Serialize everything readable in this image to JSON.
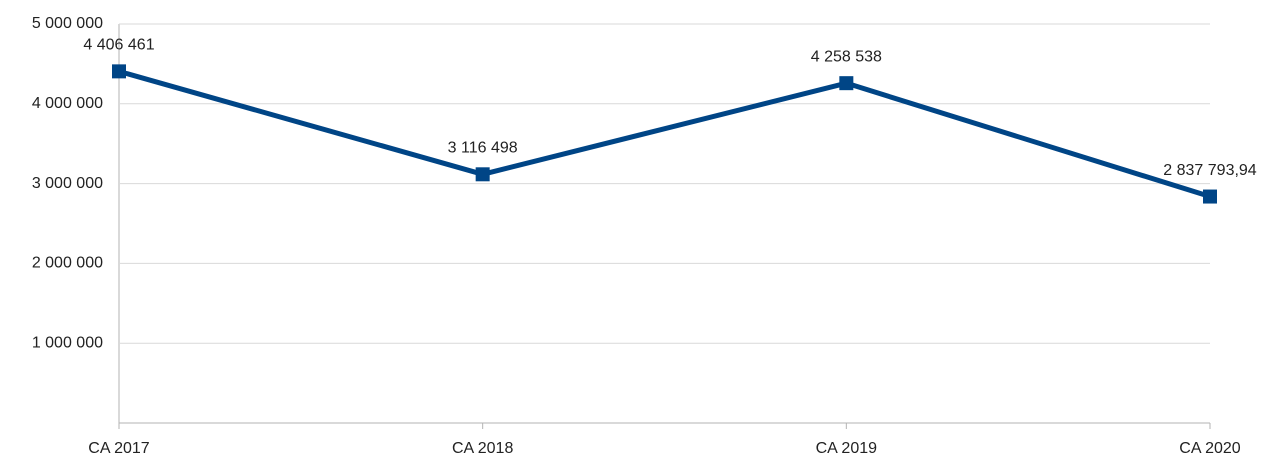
{
  "chart_data": {
    "type": "line",
    "categories": [
      "CA 2017",
      "CA 2018",
      "CA 2019",
      "CA 2020"
    ],
    "series": [
      {
        "color": "#004586",
        "values": [
          4406461,
          3116498,
          4258538,
          2837793.94
        ],
        "value_labels": [
          "4 406 461",
          "3 116 498",
          "4 258 538",
          "2 837 793,94"
        ]
      }
    ],
    "ylim": [
      0,
      5000000
    ],
    "yticks": [
      {
        "value": 1000000,
        "label": "1 000 000"
      },
      {
        "value": 2000000,
        "label": "2 000 000"
      },
      {
        "value": 3000000,
        "label": "3 000 000"
      },
      {
        "value": 4000000,
        "label": "4 000 000"
      },
      {
        "value": 5000000,
        "label": "5 000 000"
      }
    ],
    "grid": true
  }
}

============

→ **REQUIRED WORK**
All of the material above needs to be restated exactly, with no pictures.

→ **FINAL ANSWER**
Serialize everything readable in this image to JSON.
{
  "chart_data": {
    "type": "line",
    "categories": [
      "CA 2017",
      "CA 2018",
      "CA 2019",
      "CA 2020"
    ],
    "series": [
      {
        "color": "#004586",
        "values": [
          4406461,
          3116498,
          4258538,
          2837793.94
        ],
        "value_labels": [
          "4 406 461",
          "3 116 498",
          "4 258 538",
          "2 837 793,94"
        ]
      }
    ],
    "ylim": [
      0,
      5000000
    ],
    "yticks": [
      {
        "value": 1000000,
        "label": "1 000 000"
      },
      {
        "value": 2000000,
        "label": "2 000 000"
      },
      {
        "value": 3000000,
        "label": "3 000 000"
      },
      {
        "value": 4000000,
        "label": "4 000 000"
      },
      {
        "value": 5000000,
        "label": "5 000 000"
      }
    ],
    "grid": true
  }
}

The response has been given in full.